● Required task
Reproduce the material in full, exactly as written.
....
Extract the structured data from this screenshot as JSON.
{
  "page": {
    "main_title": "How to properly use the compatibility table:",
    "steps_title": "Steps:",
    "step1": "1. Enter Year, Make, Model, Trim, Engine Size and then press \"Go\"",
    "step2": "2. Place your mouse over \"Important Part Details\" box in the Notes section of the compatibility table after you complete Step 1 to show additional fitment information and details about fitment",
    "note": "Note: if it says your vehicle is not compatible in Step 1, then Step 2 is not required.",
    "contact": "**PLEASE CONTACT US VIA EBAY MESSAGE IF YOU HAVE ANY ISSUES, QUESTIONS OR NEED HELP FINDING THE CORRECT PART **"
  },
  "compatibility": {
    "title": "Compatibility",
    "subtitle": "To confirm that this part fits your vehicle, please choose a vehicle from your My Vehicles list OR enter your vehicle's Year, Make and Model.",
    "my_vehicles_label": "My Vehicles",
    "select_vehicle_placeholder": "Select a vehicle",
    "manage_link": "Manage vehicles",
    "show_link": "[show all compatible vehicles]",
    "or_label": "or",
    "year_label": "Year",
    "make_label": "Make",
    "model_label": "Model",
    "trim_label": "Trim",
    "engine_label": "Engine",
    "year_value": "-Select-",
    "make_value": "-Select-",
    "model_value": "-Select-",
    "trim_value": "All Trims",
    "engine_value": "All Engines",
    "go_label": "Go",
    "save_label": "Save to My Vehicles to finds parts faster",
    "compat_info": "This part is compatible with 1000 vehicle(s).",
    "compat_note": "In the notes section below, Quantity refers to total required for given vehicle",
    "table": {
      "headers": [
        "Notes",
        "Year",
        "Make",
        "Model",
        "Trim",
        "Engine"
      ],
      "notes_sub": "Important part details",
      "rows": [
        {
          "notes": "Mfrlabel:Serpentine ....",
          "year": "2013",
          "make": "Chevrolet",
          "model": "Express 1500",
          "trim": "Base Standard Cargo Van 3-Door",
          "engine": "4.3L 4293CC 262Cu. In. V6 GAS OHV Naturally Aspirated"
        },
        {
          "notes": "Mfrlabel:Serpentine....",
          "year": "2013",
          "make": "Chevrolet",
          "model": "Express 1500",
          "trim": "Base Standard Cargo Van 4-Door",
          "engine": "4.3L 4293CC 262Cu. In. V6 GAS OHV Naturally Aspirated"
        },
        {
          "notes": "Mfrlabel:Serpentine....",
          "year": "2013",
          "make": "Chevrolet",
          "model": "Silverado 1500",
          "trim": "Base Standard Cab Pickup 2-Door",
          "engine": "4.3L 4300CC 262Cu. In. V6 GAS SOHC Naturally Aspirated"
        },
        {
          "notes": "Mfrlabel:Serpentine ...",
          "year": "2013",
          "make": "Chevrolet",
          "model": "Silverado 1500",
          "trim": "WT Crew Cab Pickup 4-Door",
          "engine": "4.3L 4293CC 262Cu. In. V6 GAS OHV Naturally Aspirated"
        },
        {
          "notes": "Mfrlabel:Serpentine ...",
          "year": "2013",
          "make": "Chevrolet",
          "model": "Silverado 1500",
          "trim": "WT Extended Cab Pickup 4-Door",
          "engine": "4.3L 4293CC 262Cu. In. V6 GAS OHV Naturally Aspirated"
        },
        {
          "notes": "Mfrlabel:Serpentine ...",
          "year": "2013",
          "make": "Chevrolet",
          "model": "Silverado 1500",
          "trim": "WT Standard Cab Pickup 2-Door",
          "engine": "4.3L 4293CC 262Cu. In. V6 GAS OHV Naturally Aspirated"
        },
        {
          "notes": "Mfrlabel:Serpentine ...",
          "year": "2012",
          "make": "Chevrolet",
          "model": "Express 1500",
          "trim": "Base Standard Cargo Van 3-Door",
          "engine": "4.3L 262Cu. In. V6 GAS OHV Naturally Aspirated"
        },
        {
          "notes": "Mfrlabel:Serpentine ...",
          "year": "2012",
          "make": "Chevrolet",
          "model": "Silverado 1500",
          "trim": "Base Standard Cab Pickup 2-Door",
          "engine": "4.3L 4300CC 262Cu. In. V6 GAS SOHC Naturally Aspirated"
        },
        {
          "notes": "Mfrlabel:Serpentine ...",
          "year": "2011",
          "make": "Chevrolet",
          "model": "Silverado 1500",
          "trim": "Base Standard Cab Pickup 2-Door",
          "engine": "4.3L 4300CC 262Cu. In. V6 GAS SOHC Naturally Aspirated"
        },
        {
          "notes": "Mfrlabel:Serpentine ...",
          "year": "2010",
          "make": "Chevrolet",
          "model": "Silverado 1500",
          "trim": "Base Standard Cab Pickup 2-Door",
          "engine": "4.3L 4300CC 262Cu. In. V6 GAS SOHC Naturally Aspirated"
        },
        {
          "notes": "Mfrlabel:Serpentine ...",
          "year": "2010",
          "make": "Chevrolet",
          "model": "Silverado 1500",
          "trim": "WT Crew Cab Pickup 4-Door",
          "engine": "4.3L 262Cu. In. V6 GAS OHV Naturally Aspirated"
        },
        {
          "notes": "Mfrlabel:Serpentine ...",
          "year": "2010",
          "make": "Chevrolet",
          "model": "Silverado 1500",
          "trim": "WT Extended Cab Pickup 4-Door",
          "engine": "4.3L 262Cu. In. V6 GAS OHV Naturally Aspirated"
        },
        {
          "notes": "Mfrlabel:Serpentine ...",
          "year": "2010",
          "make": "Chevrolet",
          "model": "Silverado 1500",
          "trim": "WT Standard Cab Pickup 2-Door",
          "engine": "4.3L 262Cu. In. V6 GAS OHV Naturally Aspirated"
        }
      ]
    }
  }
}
....
● Problem solution
Extract the structured data from this screenshot as JSON.
{
  "page": {
    "main_title": "How to properly use the compatibility table:",
    "steps_title": "Steps:",
    "step1": "1. Enter Year, Make, Model, Trim, Engine Size and then press \"Go\"",
    "step2": "2. Place your mouse over \"Important Part Details\" box in the Notes section of the compatibility table after you complete Step 1 to show additional fitment information and details about fitment",
    "note": "Note: if it says your vehicle is not compatible in Step 1, then Step 2 is not required.",
    "contact": "**PLEASE CONTACT US VIA EBAY MESSAGE IF YOU HAVE ANY ISSUES, QUESTIONS OR NEED HELP FINDING THE CORRECT PART **"
  },
  "compatibility": {
    "title": "Compatibility",
    "subtitle": "To confirm that this part fits your vehicle, please choose a vehicle from your My Vehicles list OR enter your vehicle's Year, Make and Model.",
    "my_vehicles_label": "My Vehicles",
    "select_vehicle_placeholder": "Select a vehicle",
    "manage_link": "Manage vehicles",
    "show_link": "[show all compatible vehicles]",
    "or_label": "or",
    "year_label": "Year",
    "make_label": "Make",
    "model_label": "Model",
    "trim_label": "Trim",
    "engine_label": "Engine",
    "year_value": "-Select-",
    "make_value": "-Select-",
    "model_value": "-Select-",
    "trim_value": "All Trims",
    "engine_value": "All Engines",
    "go_label": "Go",
    "save_label": "Save to My Vehicles to finds parts faster",
    "compat_info": "This part is compatible with 1000 vehicle(s).",
    "compat_note": "In the notes section below, Quantity refers to total required for given vehicle",
    "table": {
      "headers": [
        "Notes",
        "Year",
        "Make",
        "Model",
        "Trim",
        "Engine"
      ],
      "notes_sub": "Important part details",
      "rows": [
        {
          "notes": "Mfrlabel:Serpentine ....",
          "year": "2013",
          "make": "Chevrolet",
          "model": "Express 1500",
          "trim": "Base Standard Cargo Van 3-Door",
          "engine": "4.3L 4293CC 262Cu. In. V6 GAS OHV Naturally Aspirated"
        },
        {
          "notes": "Mfrlabel:Serpentine....",
          "year": "2013",
          "make": "Chevrolet",
          "model": "Express 1500",
          "trim": "Base Standard Cargo Van 4-Door",
          "engine": "4.3L 4293CC 262Cu. In. V6 GAS OHV Naturally Aspirated"
        },
        {
          "notes": "Mfrlabel:Serpentine....",
          "year": "2013",
          "make": "Chevrolet",
          "model": "Silverado 1500",
          "trim": "Base Standard Cab Pickup 2-Door",
          "engine": "4.3L 4300CC 262Cu. In. V6 GAS SOHC Naturally Aspirated"
        },
        {
          "notes": "Mfrlabel:Serpentine ...",
          "year": "2013",
          "make": "Chevrolet",
          "model": "Silverado 1500",
          "trim": "WT Crew Cab Pickup 4-Door",
          "engine": "4.3L 4293CC 262Cu. In. V6 GAS OHV Naturally Aspirated"
        },
        {
          "notes": "Mfrlabel:Serpentine ...",
          "year": "2013",
          "make": "Chevrolet",
          "model": "Silverado 1500",
          "trim": "WT Extended Cab Pickup 4-Door",
          "engine": "4.3L 4293CC 262Cu. In. V6 GAS OHV Naturally Aspirated"
        },
        {
          "notes": "Mfrlabel:Serpentine ...",
          "year": "2013",
          "make": "Chevrolet",
          "model": "Silverado 1500",
          "trim": "WT Standard Cab Pickup 2-Door",
          "engine": "4.3L 4293CC 262Cu. In. V6 GAS OHV Naturally Aspirated"
        },
        {
          "notes": "Mfrlabel:Serpentine ...",
          "year": "2012",
          "make": "Chevrolet",
          "model": "Express 1500",
          "trim": "Base Standard Cargo Van 3-Door",
          "engine": "4.3L 262Cu. In. V6 GAS OHV Naturally Aspirated"
        },
        {
          "notes": "Mfrlabel:Serpentine ...",
          "year": "2012",
          "make": "Chevrolet",
          "model": "Silverado 1500",
          "trim": "Base Standard Cab Pickup 2-Door",
          "engine": "4.3L 4300CC 262Cu. In. V6 GAS SOHC Naturally Aspirated"
        },
        {
          "notes": "Mfrlabel:Serpentine ...",
          "year": "2011",
          "make": "Chevrolet",
          "model": "Silverado 1500",
          "trim": "Base Standard Cab Pickup 2-Door",
          "engine": "4.3L 4300CC 262Cu. In. V6 GAS SOHC Naturally Aspirated"
        },
        {
          "notes": "Mfrlabel:Serpentine ...",
          "year": "2010",
          "make": "Chevrolet",
          "model": "Silverado 1500",
          "trim": "Base Standard Cab Pickup 2-Door",
          "engine": "4.3L 4300CC 262Cu. In. V6 GAS SOHC Naturally Aspirated"
        },
        {
          "notes": "Mfrlabel:Serpentine ...",
          "year": "2010",
          "make": "Chevrolet",
          "model": "Silverado 1500",
          "trim": "WT Crew Cab Pickup 4-Door",
          "engine": "4.3L 262Cu. In. V6 GAS OHV Naturally Aspirated"
        },
        {
          "notes": "Mfrlabel:Serpentine ...",
          "year": "2010",
          "make": "Chevrolet",
          "model": "Silverado 1500",
          "trim": "WT Extended Cab Pickup 4-Door",
          "engine": "4.3L 262Cu. In. V6 GAS OHV Naturally Aspirated"
        },
        {
          "notes": "Mfrlabel:Serpentine ...",
          "year": "2010",
          "make": "Chevrolet",
          "model": "Silverado 1500",
          "trim": "WT Standard Cab Pickup 2-Door",
          "engine": "4.3L 262Cu. In. V6 GAS OHV Naturally Aspirated"
        }
      ]
    }
  }
}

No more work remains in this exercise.